## Exercise
The records below hold pictures; please leave those out and retype the rest exactly.

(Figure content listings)
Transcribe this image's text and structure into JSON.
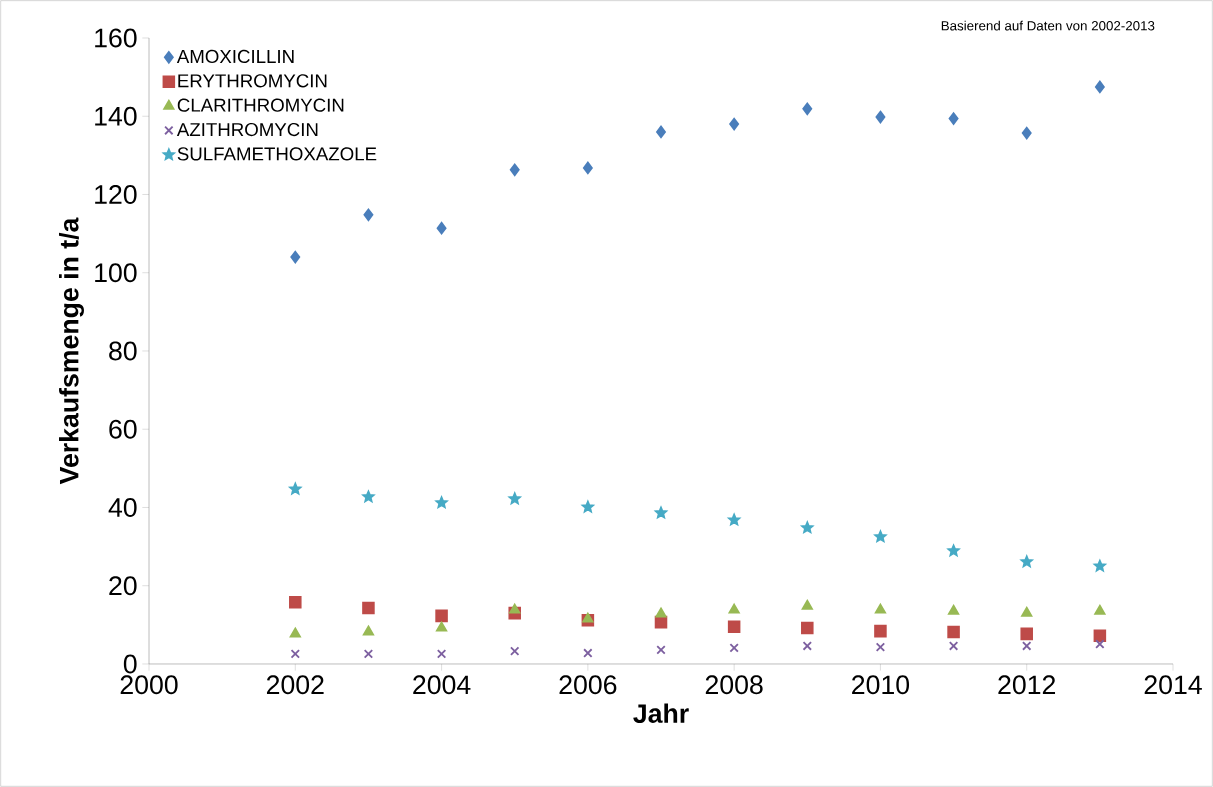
{
  "chart_data": {
    "type": "scatter",
    "xlabel": "Jahr",
    "ylabel": "Verkaufsmenge in t/a",
    "annotations": [
      "Basierend auf Daten von 2002-2013"
    ],
    "x": [
      2002,
      2003,
      2004,
      2005,
      2006,
      2007,
      2008,
      2009,
      2010,
      2011,
      2012,
      2013
    ],
    "series": [
      {
        "name": "AMOXICILLIN",
        "color": "#4a7ebb",
        "marker": "diamond",
        "values": [
          104.0,
          114.8,
          111.4,
          126.3,
          126.8,
          136.0,
          138.0,
          141.9,
          139.8,
          139.4,
          135.7,
          147.5
        ]
      },
      {
        "name": "ERYTHROMYCIN",
        "color": "#be4b48",
        "marker": "square",
        "values": [
          15.8,
          14.3,
          12.3,
          13.0,
          11.2,
          10.7,
          9.5,
          9.2,
          8.4,
          8.2,
          7.7,
          7.2
        ]
      },
      {
        "name": "CLARITHROMYCIN",
        "color": "#98b954",
        "marker": "triangle",
        "values": [
          7.7,
          8.2,
          9.2,
          13.8,
          11.5,
          12.8,
          13.8,
          14.8,
          13.8,
          13.5,
          13.0,
          13.5
        ]
      },
      {
        "name": "AZITHROMYCIN",
        "color": "#7d60a0",
        "marker": "cross",
        "values": [
          2.6,
          2.6,
          2.6,
          3.3,
          2.8,
          3.6,
          4.1,
          4.6,
          4.3,
          4.6,
          4.6,
          5.1
        ]
      },
      {
        "name": "SULFAMETHOXAZOLE",
        "color": "#46aac5",
        "marker": "star",
        "values": [
          44.7,
          42.7,
          41.2,
          42.2,
          40.1,
          38.6,
          36.8,
          34.8,
          32.5,
          28.9,
          26.1,
          25.0
        ]
      }
    ],
    "xlim": [
      2000,
      2014
    ],
    "ylim": [
      0,
      160
    ],
    "xticks": [
      2000,
      2002,
      2004,
      2006,
      2008,
      2010,
      2012,
      2014
    ],
    "yticks": [
      0,
      20,
      40,
      60,
      80,
      100,
      120,
      140,
      160
    ],
    "legend": "top left"
  }
}
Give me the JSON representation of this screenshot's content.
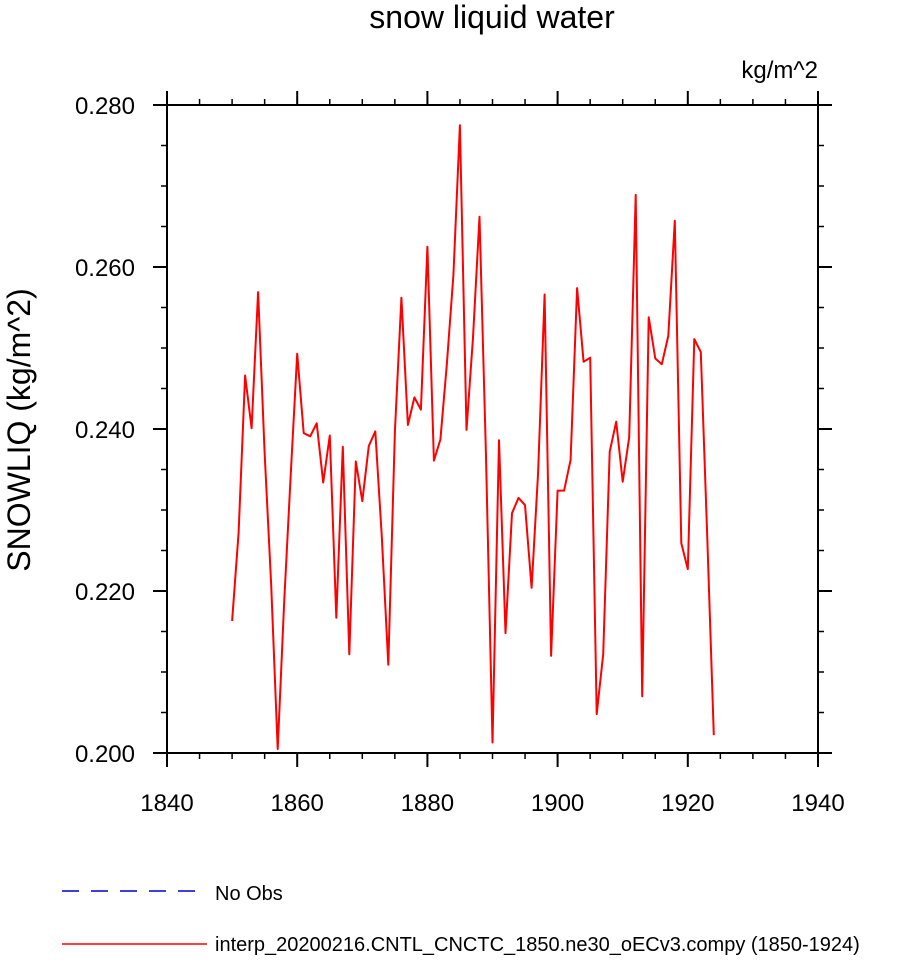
{
  "chart_data": {
    "type": "line",
    "title": "snow liquid water",
    "units_label": "kg/m^2",
    "ylabel": "SNOWLIQ  (kg/m^2)",
    "xlabel": "",
    "xlim": [
      1840,
      1940
    ],
    "ylim": [
      0.2,
      0.28
    ],
    "x_ticks": [
      "1840",
      "1860",
      "1880",
      "1900",
      "1920",
      "1940"
    ],
    "y_ticks": [
      "0.200",
      "0.220",
      "0.240",
      "0.260",
      "0.280"
    ],
    "x_tick_values": [
      1840,
      1860,
      1880,
      1900,
      1920,
      1940
    ],
    "y_tick_values": [
      0.2,
      0.22,
      0.24,
      0.26,
      0.28
    ],
    "x_minor_step": 5,
    "y_minor_step": 0.005,
    "grid": false,
    "series": [
      {
        "name": "interp_20200216.CNTL_CNCTC_1850.ne30_oECv3.compy (1850-1924)",
        "color": "#ff0000",
        "x": [
          1850,
          1851,
          1852,
          1853,
          1854,
          1855,
          1856,
          1857,
          1858,
          1859,
          1860,
          1861,
          1862,
          1863,
          1864,
          1865,
          1866,
          1867,
          1868,
          1869,
          1870,
          1871,
          1872,
          1873,
          1874,
          1875,
          1876,
          1877,
          1878,
          1879,
          1880,
          1881,
          1882,
          1883,
          1884,
          1885,
          1886,
          1887,
          1888,
          1889,
          1890,
          1891,
          1892,
          1893,
          1894,
          1895,
          1896,
          1897,
          1898,
          1899,
          1900,
          1901,
          1902,
          1903,
          1904,
          1905,
          1906,
          1907,
          1908,
          1909,
          1910,
          1911,
          1912,
          1913,
          1914,
          1915,
          1916,
          1917,
          1918,
          1919,
          1920,
          1921,
          1922,
          1923,
          1924
        ],
        "values": [
          0.2163,
          0.2272,
          0.2466,
          0.2401,
          0.2569,
          0.2371,
          0.2207,
          0.2005,
          0.2187,
          0.2343,
          0.2493,
          0.2395,
          0.2391,
          0.2407,
          0.2334,
          0.2392,
          0.2167,
          0.2378,
          0.2122,
          0.236,
          0.2311,
          0.2379,
          0.2397,
          0.2267,
          0.2109,
          0.2397,
          0.2562,
          0.2405,
          0.2439,
          0.2424,
          0.2625,
          0.2361,
          0.2387,
          0.2481,
          0.259,
          0.2775,
          0.2399,
          0.2513,
          0.2662,
          0.2366,
          0.2013,
          0.2386,
          0.2148,
          0.2296,
          0.2315,
          0.2306,
          0.2204,
          0.2346,
          0.2566,
          0.212,
          0.2324,
          0.2324,
          0.2362,
          0.2574,
          0.2483,
          0.2488,
          0.2048,
          0.2122,
          0.2372,
          0.2409,
          0.2335,
          0.239,
          0.2689,
          0.207,
          0.2538,
          0.2487,
          0.248,
          0.2515,
          0.2657,
          0.2259,
          0.2227,
          0.2511,
          0.2495,
          0.2265,
          0.2022
        ]
      }
    ],
    "legend": {
      "placement": "bottom-left",
      "entries": [
        {
          "label": "No Obs",
          "color": "#0000cc",
          "style": "dashed"
        },
        {
          "label": "interp_20200216.CNTL_CNCTC_1850.ne30_oECv3.compy (1850-1924)",
          "color": "#ff0000",
          "style": "solid"
        }
      ]
    }
  }
}
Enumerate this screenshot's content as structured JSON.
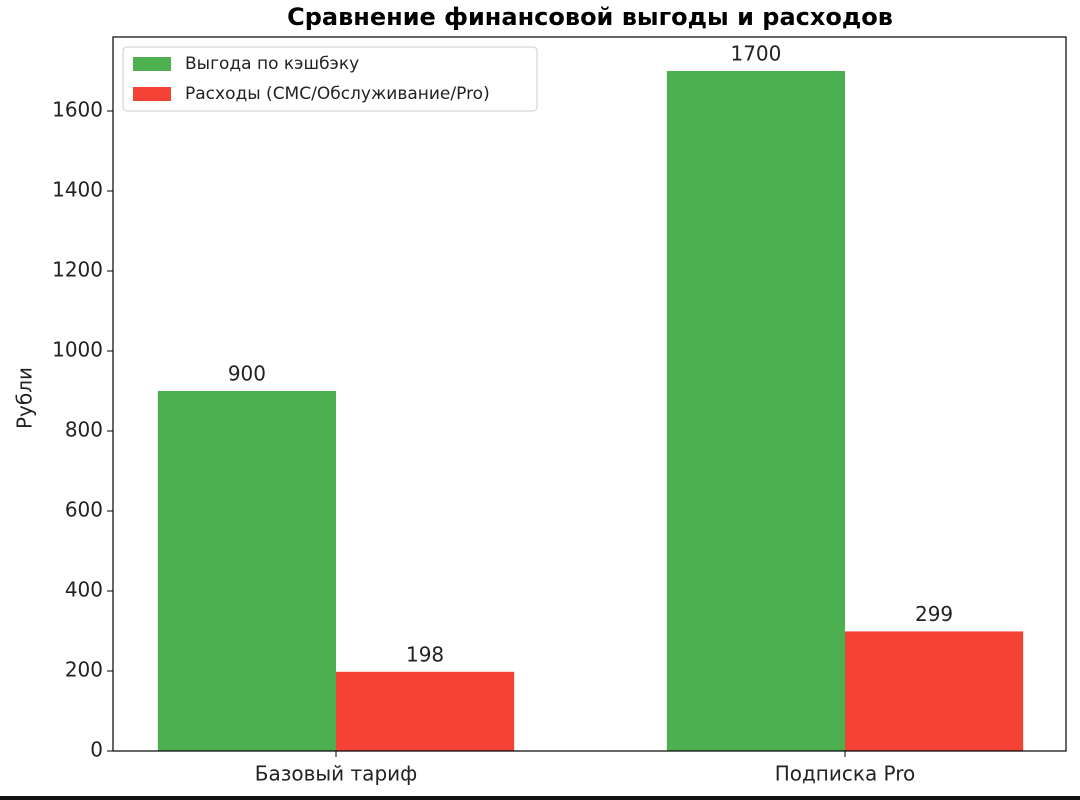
{
  "chart_data": {
    "type": "bar",
    "title": "Сравнение финансовой выгоды и расходов",
    "y_label": "Рубли",
    "categories": [
      "Базовый тариф",
      "Подписка Pro"
    ],
    "series": [
      {
        "name": "Выгода по кэшбэку",
        "color": "#4caf50",
        "values": [
          900,
          1700
        ]
      },
      {
        "name": "Расходы (СМС/Обслуживание/Pro)",
        "color": "#f44336",
        "values": [
          198,
          299
        ]
      }
    ],
    "ylim": [
      0,
      1785
    ],
    "yticks": [
      0,
      200,
      400,
      600,
      800,
      1000,
      1200,
      1400,
      1600
    ],
    "legend": "upper left"
  }
}
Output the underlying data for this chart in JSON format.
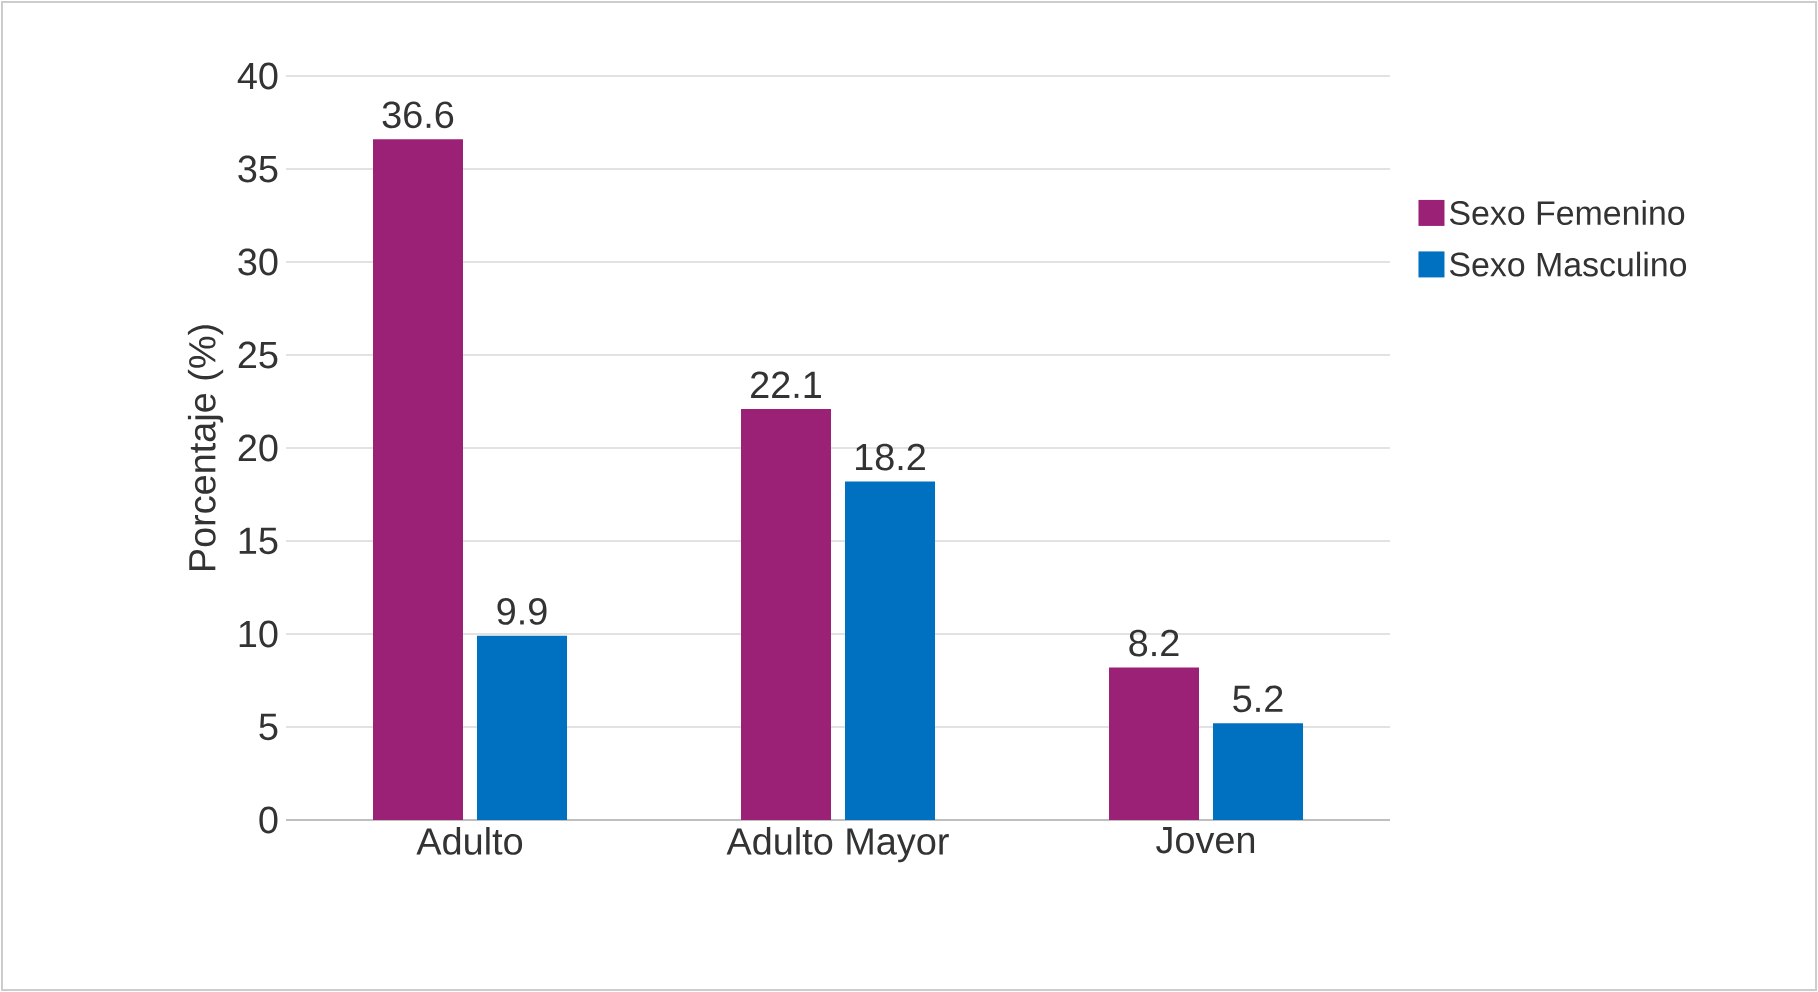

## Answer to the task
Transcribe this image's text and structure into JSON.
{
  "chart_data": {
    "type": "scatter",
    "xlabel": "Jahr",
    "ylabel": "Verkaufsmenge in t/a",
    "annotations": [
      "Basierend auf Daten von 2002-2013"
    ],
    "x": [
      2002,
      2003,
      2004,
      2005,
      2006,
      2007,
      2008,
      2009,
      2010,
      2011,
      2012,
      2013
    ],
    "series": [
      {
        "name": "AMOXICILLIN",
        "color": "#4a7ebb",
        "marker": "diamond",
        "values": [
          104.0,
          114.8,
          111.4,
          126.3,
          126.8,
          136.0,
          138.0,
          141.9,
          139.8,
          139.4,
          135.7,
          147.5
        ]
      },
      {
        "name": "ERYTHROMYCIN",
        "color": "#be4b48",
        "marker": "square",
        "values": [
          15.8,
          14.3,
          12.3,
          13.0,
          11.2,
          10.7,
          9.5,
          9.2,
          8.4,
          8.2,
          7.7,
          7.2
        ]
      },
      {
        "name": "CLARITHROMYCIN",
        "color": "#98b954",
        "marker": "triangle",
        "values": [
          7.7,
          8.2,
          9.2,
          13.8,
          11.5,
          12.8,
          13.8,
          14.8,
          13.8,
          13.5,
          13.0,
          13.5
        ]
      },
      {
        "name": "AZITHROMYCIN",
        "color": "#7d60a0",
        "marker": "cross",
        "values": [
          2.6,
          2.6,
          2.6,
          3.3,
          2.8,
          3.6,
          4.1,
          4.6,
          4.3,
          4.6,
          4.6,
          5.1
        ]
      },
      {
        "name": "SULFAMETHOXAZOLE",
        "color": "#46aac5",
        "marker": "star",
        "values": [
          44.7,
          42.7,
          41.2,
          42.2,
          40.1,
          38.6,
          36.8,
          34.8,
          32.5,
          28.9,
          26.1,
          25.0
        ]
      }
    ],
    "xlim": [
      2000,
      2014
    ],
    "ylim": [
      0,
      160
    ],
    "xticks": [
      2000,
      2002,
      2004,
      2006,
      2008,
      2010,
      2012,
      2014
    ],
    "yticks": [
      0,
      20,
      40,
      60,
      80,
      100,
      120,
      140,
      160
    ],
    "legend": "top left"
  }
}
Give me the JSON representation of this screenshot's content.
{
  "chart_data": {
    "type": "line",
    "title": "snow liquid water",
    "units_label": "kg/m^2",
    "ylabel": "SNOWLIQ  (kg/m^2)",
    "xlabel": "",
    "xlim": [
      1840,
      1940
    ],
    "ylim": [
      0.2,
      0.28
    ],
    "x_ticks": [
      "1840",
      "1860",
      "1880",
      "1900",
      "1920",
      "1940"
    ],
    "y_ticks": [
      "0.200",
      "0.220",
      "0.240",
      "0.260",
      "0.280"
    ],
    "x_tick_values": [
      1840,
      1860,
      1880,
      1900,
      1920,
      1940
    ],
    "y_tick_values": [
      0.2,
      0.22,
      0.24,
      0.26,
      0.28
    ],
    "x_minor_step": 5,
    "y_minor_step": 0.005,
    "grid": false,
    "series": [
      {
        "name": "interp_20200216.CNTL_CNCTC_1850.ne30_oECv3.compy (1850-1924)",
        "color": "#ff0000",
        "x": [
          1850,
          1851,
          1852,
          1853,
          1854,
          1855,
          1856,
          1857,
          1858,
          1859,
          1860,
          1861,
          1862,
          1863,
          1864,
          1865,
          1866,
          1867,
          1868,
          1869,
          1870,
          1871,
          1872,
          1873,
          1874,
          1875,
          1876,
          1877,
          1878,
          1879,
          1880,
          1881,
          1882,
          1883,
          1884,
          1885,
          1886,
          1887,
          1888,
          1889,
          1890,
          1891,
          1892,
          1893,
          1894,
          1895,
          1896,
          1897,
          1898,
          1899,
          1900,
          1901,
          1902,
          1903,
          1904,
          1905,
          1906,
          1907,
          1908,
          1909,
          1910,
          1911,
          1912,
          1913,
          1914,
          1915,
          1916,
          1917,
          1918,
          1919,
          1920,
          1921,
          1922,
          1923,
          1924
        ],
        "values": [
          0.2163,
          0.2272,
          0.2466,
          0.2401,
          0.2569,
          0.2371,
          0.2207,
          0.2005,
          0.2187,
          0.2343,
          0.2493,
          0.2395,
          0.2391,
          0.2407,
          0.2334,
          0.2392,
          0.2167,
          0.2378,
          0.2122,
          0.236,
          0.2311,
          0.2379,
          0.2397,
          0.2267,
          0.2109,
          0.2397,
          0.2562,
          0.2405,
          0.2439,
          0.2424,
          0.2625,
          0.2361,
          0.2387,
          0.2481,
          0.259,
          0.2775,
          0.2399,
          0.2513,
          0.2662,
          0.2366,
          0.2013,
          0.2386,
          0.2148,
          0.2296,
          0.2315,
          0.2306,
          0.2204,
          0.2346,
          0.2566,
          0.212,
          0.2324,
          0.2324,
          0.2362,
          0.2574,
          0.2483,
          0.2488,
          0.2048,
          0.2122,
          0.2372,
          0.2409,
          0.2335,
          0.239,
          0.2689,
          0.207,
          0.2538,
          0.2487,
          0.248,
          0.2515,
          0.2657,
          0.2259,
          0.2227,
          0.2511,
          0.2495,
          0.2265,
          0.2022
        ]
      }
    ],
    "legend": {
      "placement": "bottom-left",
      "entries": [
        {
          "label": "No Obs",
          "color": "#0000cc",
          "style": "dashed"
        },
        {
          "label": "interp_20200216.CNTL_CNCTC_1850.ne30_oECv3.compy (1850-1924)",
          "color": "#ff0000",
          "style": "solid"
        }
      ]
    }
  }
}
Enumerate this screenshot's content as structured JSON.
{
  "chart_data": {
    "type": "bar",
    "title": "Сравнение финансовой выгоды и расходов",
    "y_label": "Рубли",
    "categories": [
      "Базовый тариф",
      "Подписка Pro"
    ],
    "series": [
      {
        "name": "Выгода по кэшбэку",
        "color": "#4caf50",
        "values": [
          900,
          1700
        ]
      },
      {
        "name": "Расходы (СМС/Обслуживание/Pro)",
        "color": "#f44336",
        "values": [
          198,
          299
        ]
      }
    ],
    "ylim": [
      0,
      1785
    ],
    "yticks": [
      0,
      200,
      400,
      600,
      800,
      1000,
      1200,
      1400,
      1600
    ],
    "legend": "upper left"
  }
}
Output the underlying data for this chart in JSON format.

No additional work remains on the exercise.